What you need to do: Copy the entries below word for word, from the first line up to and including the line that contains "presenter-board-icon: [47, 331, 85, 363]".

Supplied data:
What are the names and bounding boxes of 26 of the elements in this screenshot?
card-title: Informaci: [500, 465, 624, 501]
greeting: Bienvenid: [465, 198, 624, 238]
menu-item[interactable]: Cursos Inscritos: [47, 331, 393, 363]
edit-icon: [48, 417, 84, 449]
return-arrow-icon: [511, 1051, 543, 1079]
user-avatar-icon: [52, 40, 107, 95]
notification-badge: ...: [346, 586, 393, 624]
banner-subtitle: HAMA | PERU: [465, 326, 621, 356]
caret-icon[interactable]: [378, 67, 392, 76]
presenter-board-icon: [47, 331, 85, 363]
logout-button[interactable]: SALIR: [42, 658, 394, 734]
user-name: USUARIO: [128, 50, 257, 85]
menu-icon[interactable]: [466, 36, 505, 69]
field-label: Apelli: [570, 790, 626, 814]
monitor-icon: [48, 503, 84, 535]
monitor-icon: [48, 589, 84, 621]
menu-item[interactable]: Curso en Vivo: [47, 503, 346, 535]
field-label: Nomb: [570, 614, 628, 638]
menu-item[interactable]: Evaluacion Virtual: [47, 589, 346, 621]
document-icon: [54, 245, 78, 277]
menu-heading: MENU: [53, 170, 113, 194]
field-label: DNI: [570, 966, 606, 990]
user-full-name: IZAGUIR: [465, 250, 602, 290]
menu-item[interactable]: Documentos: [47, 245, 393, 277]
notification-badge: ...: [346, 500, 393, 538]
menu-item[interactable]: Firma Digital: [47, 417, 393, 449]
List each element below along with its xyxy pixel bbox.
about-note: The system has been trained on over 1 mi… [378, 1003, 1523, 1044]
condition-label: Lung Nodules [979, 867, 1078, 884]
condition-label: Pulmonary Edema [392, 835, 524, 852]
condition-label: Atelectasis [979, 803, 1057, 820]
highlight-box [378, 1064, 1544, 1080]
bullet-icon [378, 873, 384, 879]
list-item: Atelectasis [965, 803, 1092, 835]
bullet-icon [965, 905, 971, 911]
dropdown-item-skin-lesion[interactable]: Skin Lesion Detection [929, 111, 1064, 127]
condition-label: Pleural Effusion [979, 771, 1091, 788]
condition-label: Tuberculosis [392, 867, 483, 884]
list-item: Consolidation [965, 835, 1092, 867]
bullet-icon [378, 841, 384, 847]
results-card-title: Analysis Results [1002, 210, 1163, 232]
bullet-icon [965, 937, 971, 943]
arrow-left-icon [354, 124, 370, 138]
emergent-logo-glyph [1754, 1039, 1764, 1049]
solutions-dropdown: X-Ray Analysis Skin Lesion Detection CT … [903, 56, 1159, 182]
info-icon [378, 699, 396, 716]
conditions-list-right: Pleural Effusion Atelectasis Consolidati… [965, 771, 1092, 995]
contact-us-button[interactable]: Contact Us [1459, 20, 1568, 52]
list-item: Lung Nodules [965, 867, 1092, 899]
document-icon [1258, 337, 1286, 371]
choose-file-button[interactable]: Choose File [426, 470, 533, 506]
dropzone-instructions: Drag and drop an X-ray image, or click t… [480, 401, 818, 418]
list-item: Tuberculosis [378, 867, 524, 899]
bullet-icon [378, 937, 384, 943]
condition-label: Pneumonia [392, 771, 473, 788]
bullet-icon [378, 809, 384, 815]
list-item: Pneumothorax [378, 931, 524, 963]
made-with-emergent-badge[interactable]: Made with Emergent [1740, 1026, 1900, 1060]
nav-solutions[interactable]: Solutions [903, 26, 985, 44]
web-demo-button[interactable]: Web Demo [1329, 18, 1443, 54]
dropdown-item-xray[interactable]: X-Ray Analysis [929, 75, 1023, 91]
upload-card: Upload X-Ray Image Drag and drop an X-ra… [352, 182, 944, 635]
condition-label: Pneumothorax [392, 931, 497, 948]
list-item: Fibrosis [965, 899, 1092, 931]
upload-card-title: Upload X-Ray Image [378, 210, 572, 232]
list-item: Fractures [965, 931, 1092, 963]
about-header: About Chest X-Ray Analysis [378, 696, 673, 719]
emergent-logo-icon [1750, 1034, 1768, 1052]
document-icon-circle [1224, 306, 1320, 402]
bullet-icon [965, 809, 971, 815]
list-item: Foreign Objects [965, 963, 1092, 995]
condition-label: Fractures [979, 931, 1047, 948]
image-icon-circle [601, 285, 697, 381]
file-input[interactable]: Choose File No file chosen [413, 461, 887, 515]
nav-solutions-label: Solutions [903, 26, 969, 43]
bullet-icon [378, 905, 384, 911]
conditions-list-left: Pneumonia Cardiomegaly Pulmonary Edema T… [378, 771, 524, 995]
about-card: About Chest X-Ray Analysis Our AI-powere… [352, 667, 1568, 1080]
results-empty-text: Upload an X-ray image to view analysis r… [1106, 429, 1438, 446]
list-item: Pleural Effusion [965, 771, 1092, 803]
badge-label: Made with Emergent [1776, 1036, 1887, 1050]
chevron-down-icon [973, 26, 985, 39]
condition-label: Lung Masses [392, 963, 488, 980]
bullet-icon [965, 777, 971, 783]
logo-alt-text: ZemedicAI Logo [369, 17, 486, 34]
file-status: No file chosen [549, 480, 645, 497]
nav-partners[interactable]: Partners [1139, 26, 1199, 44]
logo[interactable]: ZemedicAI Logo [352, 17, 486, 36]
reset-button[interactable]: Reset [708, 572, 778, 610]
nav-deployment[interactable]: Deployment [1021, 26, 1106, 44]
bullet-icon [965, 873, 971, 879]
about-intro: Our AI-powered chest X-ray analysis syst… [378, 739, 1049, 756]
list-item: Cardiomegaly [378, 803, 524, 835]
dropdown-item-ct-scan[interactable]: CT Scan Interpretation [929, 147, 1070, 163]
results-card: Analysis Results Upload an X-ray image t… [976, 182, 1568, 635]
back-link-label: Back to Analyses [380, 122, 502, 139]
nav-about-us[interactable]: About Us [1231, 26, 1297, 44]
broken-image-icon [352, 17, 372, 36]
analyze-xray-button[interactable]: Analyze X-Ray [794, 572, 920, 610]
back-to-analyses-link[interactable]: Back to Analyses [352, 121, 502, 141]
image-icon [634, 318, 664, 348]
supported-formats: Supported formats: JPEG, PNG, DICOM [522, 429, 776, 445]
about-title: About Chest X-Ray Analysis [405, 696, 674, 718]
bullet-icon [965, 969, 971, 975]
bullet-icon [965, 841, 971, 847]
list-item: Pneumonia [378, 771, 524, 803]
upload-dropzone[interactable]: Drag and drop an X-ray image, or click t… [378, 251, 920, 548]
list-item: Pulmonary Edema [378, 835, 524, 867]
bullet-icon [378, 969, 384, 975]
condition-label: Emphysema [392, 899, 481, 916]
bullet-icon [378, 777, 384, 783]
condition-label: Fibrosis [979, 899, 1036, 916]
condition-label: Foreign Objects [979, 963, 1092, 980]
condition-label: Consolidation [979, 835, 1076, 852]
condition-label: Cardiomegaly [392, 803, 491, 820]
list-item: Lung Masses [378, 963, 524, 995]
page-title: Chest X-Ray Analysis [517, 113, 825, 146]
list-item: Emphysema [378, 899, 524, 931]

Solution to this task:
What are the names and bounding boxes of 26 of the elements in this screenshot?
card-title: Informaci: [500, 465, 624, 501]
greeting: Bienvenid: [465, 198, 624, 238]
menu-item[interactable]: Cursos Inscritos: [47, 331, 393, 363]
edit-icon: [48, 417, 84, 449]
return-arrow-icon: [511, 1051, 543, 1079]
user-avatar-icon: [52, 40, 107, 95]
notification-badge: ...: [346, 586, 393, 624]
banner-subtitle: HAMA | PERU: [465, 326, 621, 356]
caret-icon[interactable]: [378, 67, 392, 76]
presenter-board-icon: [47, 331, 85, 363]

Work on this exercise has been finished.